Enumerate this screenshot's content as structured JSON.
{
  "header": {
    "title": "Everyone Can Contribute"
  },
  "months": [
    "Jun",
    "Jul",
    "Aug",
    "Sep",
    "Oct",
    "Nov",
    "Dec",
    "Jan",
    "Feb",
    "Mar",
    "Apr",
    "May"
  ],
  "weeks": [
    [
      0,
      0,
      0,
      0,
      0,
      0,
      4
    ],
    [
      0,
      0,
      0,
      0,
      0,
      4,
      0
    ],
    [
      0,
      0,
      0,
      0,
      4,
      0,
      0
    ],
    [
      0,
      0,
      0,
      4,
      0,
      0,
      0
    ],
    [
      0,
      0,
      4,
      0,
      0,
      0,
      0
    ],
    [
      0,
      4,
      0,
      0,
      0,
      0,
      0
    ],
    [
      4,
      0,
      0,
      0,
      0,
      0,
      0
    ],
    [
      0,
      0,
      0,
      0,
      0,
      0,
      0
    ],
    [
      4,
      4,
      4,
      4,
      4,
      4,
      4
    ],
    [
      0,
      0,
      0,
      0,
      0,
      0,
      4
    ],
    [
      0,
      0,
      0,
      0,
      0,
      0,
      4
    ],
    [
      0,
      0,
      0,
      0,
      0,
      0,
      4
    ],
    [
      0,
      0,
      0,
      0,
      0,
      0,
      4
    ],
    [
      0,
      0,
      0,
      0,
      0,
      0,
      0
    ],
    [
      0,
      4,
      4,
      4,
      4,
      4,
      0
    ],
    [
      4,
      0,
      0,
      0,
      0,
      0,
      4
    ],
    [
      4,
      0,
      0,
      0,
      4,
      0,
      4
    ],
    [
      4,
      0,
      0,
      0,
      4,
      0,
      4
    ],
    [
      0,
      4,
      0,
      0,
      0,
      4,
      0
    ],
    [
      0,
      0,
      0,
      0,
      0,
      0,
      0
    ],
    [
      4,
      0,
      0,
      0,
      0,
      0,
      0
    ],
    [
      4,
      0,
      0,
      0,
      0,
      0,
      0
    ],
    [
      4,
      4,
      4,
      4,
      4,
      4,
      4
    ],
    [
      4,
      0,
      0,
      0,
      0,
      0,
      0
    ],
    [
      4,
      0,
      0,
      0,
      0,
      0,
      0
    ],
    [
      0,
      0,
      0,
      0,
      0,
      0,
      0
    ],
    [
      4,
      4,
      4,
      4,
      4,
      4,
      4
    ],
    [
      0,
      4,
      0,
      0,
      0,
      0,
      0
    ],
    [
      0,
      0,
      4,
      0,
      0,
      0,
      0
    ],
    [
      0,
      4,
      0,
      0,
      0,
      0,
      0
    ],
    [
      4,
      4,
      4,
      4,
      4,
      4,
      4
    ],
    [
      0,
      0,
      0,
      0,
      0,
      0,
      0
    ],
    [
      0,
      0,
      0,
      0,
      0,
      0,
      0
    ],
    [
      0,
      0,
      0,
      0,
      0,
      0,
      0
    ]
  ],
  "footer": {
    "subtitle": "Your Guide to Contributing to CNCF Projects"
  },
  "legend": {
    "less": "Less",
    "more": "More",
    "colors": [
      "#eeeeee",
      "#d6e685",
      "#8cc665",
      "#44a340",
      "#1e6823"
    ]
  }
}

**REQUIREMENTS**
Transcribe each entry precisely, missing none.

**RIGHT ANSWER**
Enumerate this screenshot's content as structured JSON.
{
  "header": {
    "title": "Everyone Can Contribute"
  },
  "months": [
    "Jun",
    "Jul",
    "Aug",
    "Sep",
    "Oct",
    "Nov",
    "Dec",
    "Jan",
    "Feb",
    "Mar",
    "Apr",
    "May"
  ],
  "weeks": [
    [
      0,
      0,
      0,
      0,
      0,
      0,
      4
    ],
    [
      0,
      0,
      0,
      0,
      0,
      4,
      0
    ],
    [
      0,
      0,
      0,
      0,
      4,
      0,
      0
    ],
    [
      0,
      0,
      0,
      4,
      0,
      0,
      0
    ],
    [
      0,
      0,
      4,
      0,
      0,
      0,
      0
    ],
    [
      0,
      4,
      0,
      0,
      0,
      0,
      0
    ],
    [
      4,
      0,
      0,
      0,
      0,
      0,
      0
    ],
    [
      0,
      0,
      0,
      0,
      0,
      0,
      0
    ],
    [
      4,
      4,
      4,
      4,
      4,
      4,
      4
    ],
    [
      0,
      0,
      0,
      0,
      0,
      0,
      4
    ],
    [
      0,
      0,
      0,
      0,
      0,
      0,
      4
    ],
    [
      0,
      0,
      0,
      0,
      0,
      0,
      4
    ],
    [
      0,
      0,
      0,
      0,
      0,
      0,
      4
    ],
    [
      0,
      0,
      0,
      0,
      0,
      0,
      0
    ],
    [
      0,
      4,
      4,
      4,
      4,
      4,
      0
    ],
    [
      4,
      0,
      0,
      0,
      0,
      0,
      4
    ],
    [
      4,
      0,
      0,
      0,
      4,
      0,
      4
    ],
    [
      4,
      0,
      0,
      0,
      4,
      0,
      4
    ],
    [
      0,
      4,
      0,
      0,
      0,
      4,
      0
    ],
    [
      0,
      0,
      0,
      0,
      0,
      0,
      0
    ],
    [
      4,
      0,
      0,
      0,
      0,
      0,
      0
    ],
    [
      4,
      0,
      0,
      0,
      0,
      0,
      0
    ],
    [
      4,
      4,
      4,
      4,
      4,
      4,
      4
    ],
    [
      4,
      0,
      0,
      0,
      0,
      0,
      0
    ],
    [
      4,
      0,
      0,
      0,
      0,
      0,
      0
    ],
    [
      0,
      0,
      0,
      0,
      0,
      0,
      0
    ],
    [
      4,
      4,
      4,
      4,
      4,
      4,
      4
    ],
    [
      0,
      4,
      0,
      0,
      0,
      0,
      0
    ],
    [
      0,
      0,
      4,
      0,
      0,
      0,
      0
    ],
    [
      0,
      4,
      0,
      0,
      0,
      0,
      0
    ],
    [
      4,
      4,
      4,
      4,
      4,
      4,
      4
    ],
    [
      0,
      0,
      0,
      0,
      0,
      0,
      0
    ],
    [
      0,
      0,
      0,
      0,
      0,
      0,
      0
    ],
    [
      0,
      0,
      0,
      0,
      0,
      0,
      0
    ]
  ],
  "footer": {
    "subtitle": "Your Guide to Contributing to CNCF Projects"
  },
  "legend": {
    "less": "Less",
    "more": "More",
    "colors": [
      "#eeeeee",
      "#d6e685",
      "#8cc665",
      "#44a340",
      "#1e6823"
    ]
  }
}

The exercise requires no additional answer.